Stated problem:
Across the listing below, how many lines hold "games"? Reply with the number by itself.

Supplied data:
- - - -

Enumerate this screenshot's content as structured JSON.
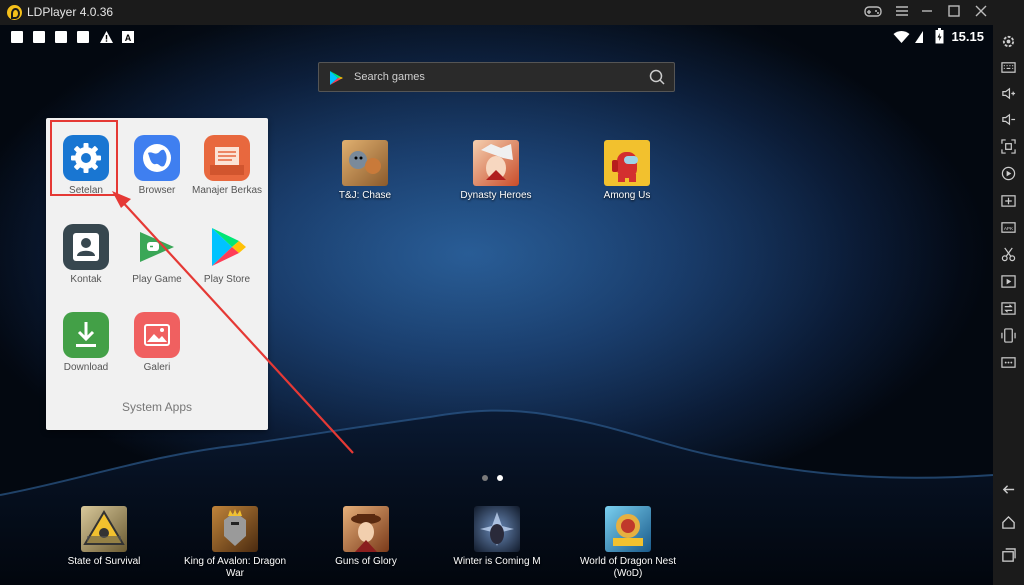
{
  "window": {
    "title": "LDPlayer 4.0.36"
  },
  "status": {
    "time": "15.15",
    "battery_glyph": "▮"
  },
  "search": {
    "placeholder": "Search games"
  },
  "folder": {
    "title": "System Apps",
    "apps": [
      {
        "label": "Setelan",
        "icon": "gear-icon",
        "color": "#1976d2"
      },
      {
        "label": "Browser",
        "icon": "globe-icon",
        "color": "#3f7ff0"
      },
      {
        "label": "Manajer Berkas",
        "icon": "folder-icon",
        "color": "#e8683e"
      },
      {
        "label": "Kontak",
        "icon": "contact-icon",
        "color": "#37474f"
      },
      {
        "label": "Play Game",
        "icon": "play-games-icon",
        "color": "#3aa757"
      },
      {
        "label": "Play Store",
        "icon": "play-store-icon",
        "color": "#ffffff"
      },
      {
        "label": "Download",
        "icon": "download-icon",
        "color": "#43a047"
      },
      {
        "label": "Galeri",
        "icon": "gallery-icon",
        "color": "#f06060"
      }
    ]
  },
  "desktop": {
    "top_apps": [
      {
        "label": "T&J: Chase",
        "color": "#9c6b3c"
      },
      {
        "label": "Dynasty Heroes",
        "color": "#c94c2a"
      },
      {
        "label": "Among Us",
        "color": "#c62828"
      }
    ],
    "bottom_apps": [
      {
        "label": "State of Survival",
        "color": "#8a7a4a"
      },
      {
        "label": "King of Avalon: Dragon War",
        "color": "#8a5a2a"
      },
      {
        "label": "Guns of Glory",
        "color": "#b06a3a"
      },
      {
        "label": "Winter is Coming M",
        "color": "#3a4a6a"
      },
      {
        "label": "World of Dragon Nest (WoD)",
        "color": "#2d7fb8"
      }
    ]
  },
  "colors": {
    "highlight": "#e53935",
    "accent": "#f5c01a"
  }
}
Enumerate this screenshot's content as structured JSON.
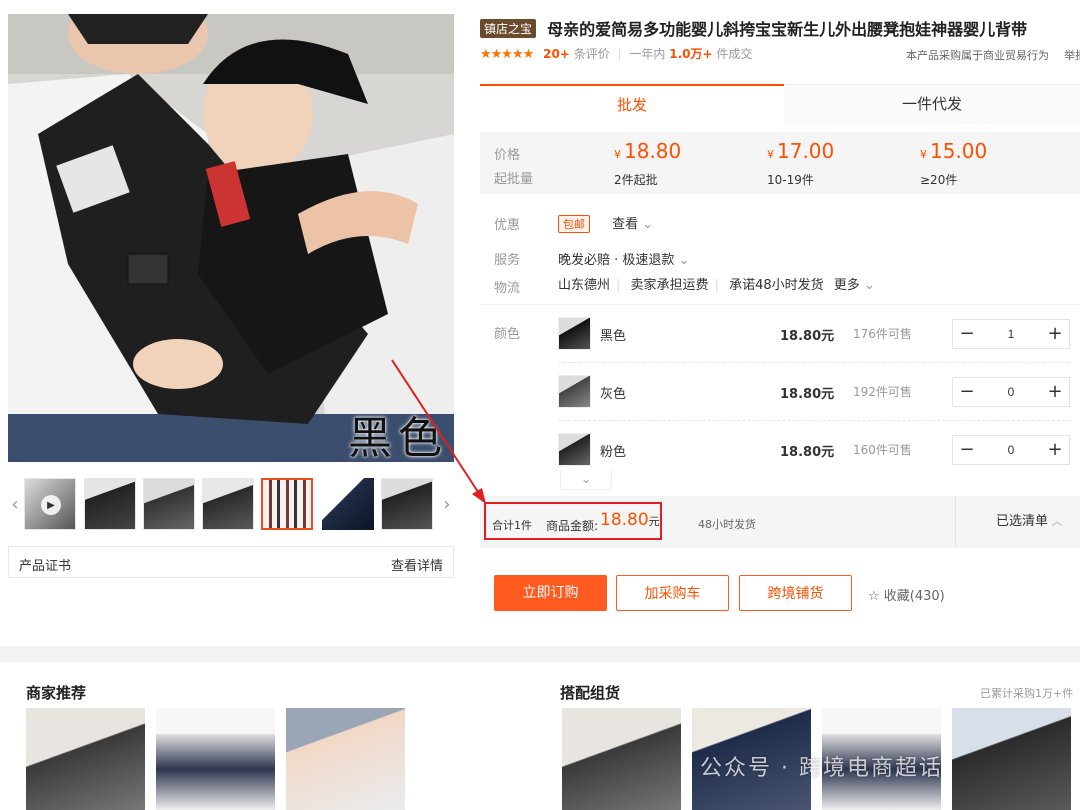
{
  "gallery": {
    "main_caption": "黑色",
    "prev_icon": "chevron-left-icon",
    "next_icon": "chevron-right-icon"
  },
  "certificate": {
    "label": "产品证书",
    "link": "查看详情"
  },
  "product": {
    "store_badge": "镇店之宝",
    "title": "母亲的爱简易多功能婴儿斜挎宝宝新生儿外出腰凳抱娃神器婴儿背带",
    "stars": "★★★★★",
    "review_count": "20+",
    "review_label": "条评价",
    "sales_prefix": "一年内",
    "sales_count": "1.0万+",
    "sales_label": "件成交",
    "trade_note": "本产品采购属于商业贸易行为",
    "report": "举报"
  },
  "tabs": [
    {
      "label": "批发"
    },
    {
      "label": "一件代发"
    }
  ],
  "pricing": {
    "price_label": "价格",
    "moq_label": "起批量",
    "currency": "¥",
    "tiers": [
      {
        "price": "18.80",
        "qty": "2件起批"
      },
      {
        "price": "17.00",
        "qty": "10-19件"
      },
      {
        "price": "15.00",
        "qty": "≥20件"
      }
    ]
  },
  "attrs": {
    "promo_label": "优惠",
    "promo_tag": "包邮",
    "promo_view": "查看",
    "service_label": "服务",
    "service_value": "晚发必赔 · 极速退款",
    "logistics_label": "物流",
    "origin": "山东德州",
    "freight": "卖家承担运费",
    "promise": "承诺48小时发货",
    "more": "更多",
    "color_label": "颜色"
  },
  "skus": [
    {
      "name": "黑色",
      "price": "18.80元",
      "stock": "176件可售",
      "qty": "1"
    },
    {
      "name": "灰色",
      "price": "18.80元",
      "stock": "192件可售",
      "qty": "0"
    },
    {
      "name": "粉色",
      "price": "18.80元",
      "stock": "160件可售",
      "qty": "0"
    }
  ],
  "summary": {
    "count": "合计1件",
    "amount_label": "商品金额:",
    "amount": "18.80",
    "unit": "元",
    "ship": "48小时发货",
    "selected": "已选清单"
  },
  "actions": {
    "order": "立即订购",
    "cart": "加采购车",
    "cross": "跨境铺货",
    "favorite": "收藏(430)"
  },
  "sections": {
    "merchant_title": "商家推荐",
    "bundle_title": "搭配组货",
    "bundle_note": "已累计采购1万+件",
    "watermark": "公众号 · 跨境电商超话"
  },
  "colors": {
    "accent": "#ff5000",
    "highlight_box": "#e02020",
    "store_badge": "#6a4b2c"
  }
}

- - - -

Correct output:
2